> _Challenge_: Please list every title of a book or periodical named in the passage about Jerzy Kosinski below.

> _Page excerpt_:
────────

What an era it has become in which to be teaching. At present nearly all our students are young people who have been born in the shadow of possible nuclear annihilation and raised with the practical assumption that they might not be allowed to live out their full natural lives. Then, during the 1989-1990 academic year, everything changes—or at least to the extent that the adversary always assumed to be ready to push that nuclear button is no longer there. In terms of a sudden void, this transformation may come to equal the Death of God breakthrough of one hundred years ago.

What an era to be reading about Jerzy Kosinski, the novelist who built his entire reputation on the fact that he could only be a creative writer in America because, in postwar Poland, a cage of words had been placed around him by the most powerful writer of his time: Joseph Stalin. In Words in Search of Victims, Paul R. Lilly, Jr., faces a similar challenge: not that Kosinski's premise has dissolved (as now it may well have, forcing him to search for a new one), but that as Lilly was conducting his own research into Kosinski's elaborately reasoned persona as an author the whole fabrication came crashing down like a house of cards, thanks to investigative journalism by The Nation and The Village Voice and a resultant press war in which Jerzy Kosinski's reputation became as much a pawn as a higher cause. [End Page 245]

The test of Lilly's study, then, is to see how well it accommodates the Kosinski who emerges from this investigation (which debated the autobiographical basis for his fiction) and who now, if he wishes to continue, must write in an emphatically post-Cold War climate. The first point is one that Lilly handles with admirable candor, for unlike some Kosinski scholars who find themselves being apologists rather than critics, he cites the full historical record and undertakes a minimal amount of rationalization in weighing the evidence. The second point, however, is tougher, all the more so because it should occur to both the subject and the scholar that the conditions generating Kosinski's narratives might change. That some amount of change may be on the horizon is evident from the weakness of Kosinski's later works. Lilly catches this weakness and explains it in a way that keeps these novels (Passion Play and Pinball) within the canon: as the author loses his formerly tight control of words, plot takes over the force of his narrative and ends up controlling him.

────────

> _Records from a data collection_:
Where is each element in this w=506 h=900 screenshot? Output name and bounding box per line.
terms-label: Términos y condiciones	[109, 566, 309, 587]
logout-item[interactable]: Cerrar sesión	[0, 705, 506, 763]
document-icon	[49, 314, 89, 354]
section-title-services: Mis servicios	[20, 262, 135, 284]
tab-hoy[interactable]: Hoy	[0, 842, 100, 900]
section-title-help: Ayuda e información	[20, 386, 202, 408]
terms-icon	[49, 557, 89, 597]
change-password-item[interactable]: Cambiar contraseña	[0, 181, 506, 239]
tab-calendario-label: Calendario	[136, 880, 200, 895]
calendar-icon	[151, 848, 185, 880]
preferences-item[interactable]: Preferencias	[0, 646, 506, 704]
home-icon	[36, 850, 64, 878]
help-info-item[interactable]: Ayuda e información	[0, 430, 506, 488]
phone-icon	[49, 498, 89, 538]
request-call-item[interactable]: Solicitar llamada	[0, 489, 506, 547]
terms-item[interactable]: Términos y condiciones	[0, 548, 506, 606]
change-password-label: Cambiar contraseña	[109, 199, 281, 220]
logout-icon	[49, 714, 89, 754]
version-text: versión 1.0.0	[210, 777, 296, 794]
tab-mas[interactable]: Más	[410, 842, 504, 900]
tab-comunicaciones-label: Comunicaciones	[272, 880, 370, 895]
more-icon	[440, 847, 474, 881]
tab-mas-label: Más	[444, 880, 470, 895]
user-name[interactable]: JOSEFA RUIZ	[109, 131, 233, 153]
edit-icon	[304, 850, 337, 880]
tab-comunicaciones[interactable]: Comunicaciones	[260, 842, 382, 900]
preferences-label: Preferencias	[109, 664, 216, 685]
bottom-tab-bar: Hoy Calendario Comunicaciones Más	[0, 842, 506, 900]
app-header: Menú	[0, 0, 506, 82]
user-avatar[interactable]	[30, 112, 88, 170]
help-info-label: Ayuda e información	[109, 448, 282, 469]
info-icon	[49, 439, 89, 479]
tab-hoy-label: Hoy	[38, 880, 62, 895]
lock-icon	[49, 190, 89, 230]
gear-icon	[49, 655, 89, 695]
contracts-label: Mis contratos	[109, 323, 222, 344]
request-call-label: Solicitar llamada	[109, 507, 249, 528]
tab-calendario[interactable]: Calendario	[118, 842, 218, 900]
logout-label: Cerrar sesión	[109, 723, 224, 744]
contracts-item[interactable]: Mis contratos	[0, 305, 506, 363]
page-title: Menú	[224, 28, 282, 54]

────────

> _Answer to this problem_:
- Words in Search of Victims
- The Nation
- The Village Voice
- Passion Play
- Pinball